__OBJECTIVE__:
Copy the forum thread on renting a twin for PIC time below, starting at "Well turns out" and ending at "the MEI checkride.", and swap every "MEI" for "multi-engine instructor".

Brick Wall

Sidious

Well-Known Member
So I got my ME rating about 3 weeks ago and now that I've got my CFII I want to finish up and get my MEI.

Well turns out that I can't rent the multi to get my 15 hours PIC unless I'm an MEI... Is this the norm out there? Im even an instructor for the school but thats what they say. So how am I supposed to get that PIC time? More of a rant than anything but Im wondering if this is everywhere or not
 

tgrayson

New Member
So how am I supposed to get that PIC time?
I found an MEI who needed the hours (who didn't?) and said I'd let him ride around with me for 15 hours if 1) he didn't charge me anything and 2) signed me off at the end for the MEI checkride.

(Our school, btw, didn't require the MEI to rent the airplane. Our school had lots of crashes, though, though, so I can't use their practice as a policy to follow in any manner.)
 

nosehair

Well-Known Member
This is everywhere. I'm surprised at tgrayson's answer, but the reason is also in his answer.

Insurance premiums make most schools or renters require an MEI as PIC, or have 50 to 100 hours multi-PIC. You can find places that rent multi's with little or no time, but they are paying a higher insurance/operating cost, ...OR..they are taking a chance and not insuring at all.

But you already have SOME multi-PIC; your checkride - that was PIC time, and you WILL need some instruction as an MEI. That right seat in a light twin is the most dangerous position in this airplane teaching business. Don't short-cut youself by trying to "Cheap Out" on it. Get the training.
 

Sidious

Well-Known Member
But you already have SOME multi-PIC; your checkride - that was PIC time, and you WILL need some instruction as an MEI. That right seat in a light twin is the most dangerous position in this airplane teaching business. Don't short-cut youself by trying to "Cheap Out" on it. Get the training.

__EXTRACTED ENTRIES__:
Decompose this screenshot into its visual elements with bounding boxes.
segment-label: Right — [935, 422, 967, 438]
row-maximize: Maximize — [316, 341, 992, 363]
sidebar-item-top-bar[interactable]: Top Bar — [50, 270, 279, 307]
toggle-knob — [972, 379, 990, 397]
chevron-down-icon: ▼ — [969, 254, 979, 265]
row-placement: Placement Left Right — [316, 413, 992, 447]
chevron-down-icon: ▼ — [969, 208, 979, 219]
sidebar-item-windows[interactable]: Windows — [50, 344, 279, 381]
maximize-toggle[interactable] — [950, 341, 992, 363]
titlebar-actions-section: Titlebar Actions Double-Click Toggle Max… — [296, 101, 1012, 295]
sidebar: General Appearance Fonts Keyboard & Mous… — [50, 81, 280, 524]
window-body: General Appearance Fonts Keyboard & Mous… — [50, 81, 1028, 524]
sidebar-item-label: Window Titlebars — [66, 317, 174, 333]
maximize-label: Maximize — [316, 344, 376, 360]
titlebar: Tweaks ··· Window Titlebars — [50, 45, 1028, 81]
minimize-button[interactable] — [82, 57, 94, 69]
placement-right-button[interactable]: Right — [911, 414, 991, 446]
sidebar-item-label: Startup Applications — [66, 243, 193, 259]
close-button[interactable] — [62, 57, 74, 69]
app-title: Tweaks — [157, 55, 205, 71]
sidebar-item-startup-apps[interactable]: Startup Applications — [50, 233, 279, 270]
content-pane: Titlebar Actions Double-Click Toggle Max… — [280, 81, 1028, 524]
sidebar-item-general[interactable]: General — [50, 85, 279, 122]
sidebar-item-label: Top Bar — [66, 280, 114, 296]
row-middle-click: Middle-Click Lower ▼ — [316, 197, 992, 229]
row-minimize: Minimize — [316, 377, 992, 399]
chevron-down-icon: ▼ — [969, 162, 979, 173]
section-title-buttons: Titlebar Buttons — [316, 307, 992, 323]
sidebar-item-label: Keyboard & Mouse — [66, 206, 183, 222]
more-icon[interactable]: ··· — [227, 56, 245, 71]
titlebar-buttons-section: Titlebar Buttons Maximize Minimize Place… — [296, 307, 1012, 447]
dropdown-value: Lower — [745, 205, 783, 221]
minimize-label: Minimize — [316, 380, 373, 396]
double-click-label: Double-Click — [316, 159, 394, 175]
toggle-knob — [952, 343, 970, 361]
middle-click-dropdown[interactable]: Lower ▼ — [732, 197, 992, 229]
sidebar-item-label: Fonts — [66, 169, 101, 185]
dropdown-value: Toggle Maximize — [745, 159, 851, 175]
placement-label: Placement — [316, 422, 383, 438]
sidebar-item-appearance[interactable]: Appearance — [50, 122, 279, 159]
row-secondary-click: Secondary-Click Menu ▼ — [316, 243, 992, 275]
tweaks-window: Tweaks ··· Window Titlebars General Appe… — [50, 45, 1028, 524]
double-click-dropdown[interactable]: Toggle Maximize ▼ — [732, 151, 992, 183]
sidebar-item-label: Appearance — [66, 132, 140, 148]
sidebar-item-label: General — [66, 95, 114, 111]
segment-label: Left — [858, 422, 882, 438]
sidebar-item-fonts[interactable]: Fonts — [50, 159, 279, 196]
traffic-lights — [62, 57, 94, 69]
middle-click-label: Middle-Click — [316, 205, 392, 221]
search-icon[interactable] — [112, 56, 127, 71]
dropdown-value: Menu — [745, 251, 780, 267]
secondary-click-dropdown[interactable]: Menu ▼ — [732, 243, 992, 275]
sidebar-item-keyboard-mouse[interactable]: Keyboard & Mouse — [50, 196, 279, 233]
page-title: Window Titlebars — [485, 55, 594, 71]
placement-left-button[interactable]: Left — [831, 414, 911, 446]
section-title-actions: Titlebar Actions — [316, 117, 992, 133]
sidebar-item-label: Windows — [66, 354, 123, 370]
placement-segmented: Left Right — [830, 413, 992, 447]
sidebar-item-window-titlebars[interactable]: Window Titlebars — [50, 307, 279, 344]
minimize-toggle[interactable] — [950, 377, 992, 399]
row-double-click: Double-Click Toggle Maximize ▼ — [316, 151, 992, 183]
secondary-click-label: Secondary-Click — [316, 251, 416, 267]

__ANSWER TO THE PROBLEM__:
Well turns out that I can't rent the multi to get my 15 hours PIC unless I'm an multi-engine instructor... Is this the norm out there? Im even an instructor for the school but thats what they say. So how am I supposed to get that PIC time? More of a rant than anything but Im wondering if this is everywhere or not
 

tgrayson

New Member
So how am I supposed to get that PIC time?
I found an multi-engine instructor who needed the hours (who didn't?) and said I'd let him ride around with me for 15 hours if 1) he didn't charge me anything and 2) signed me off at the end for the multi-engine instructor checkride.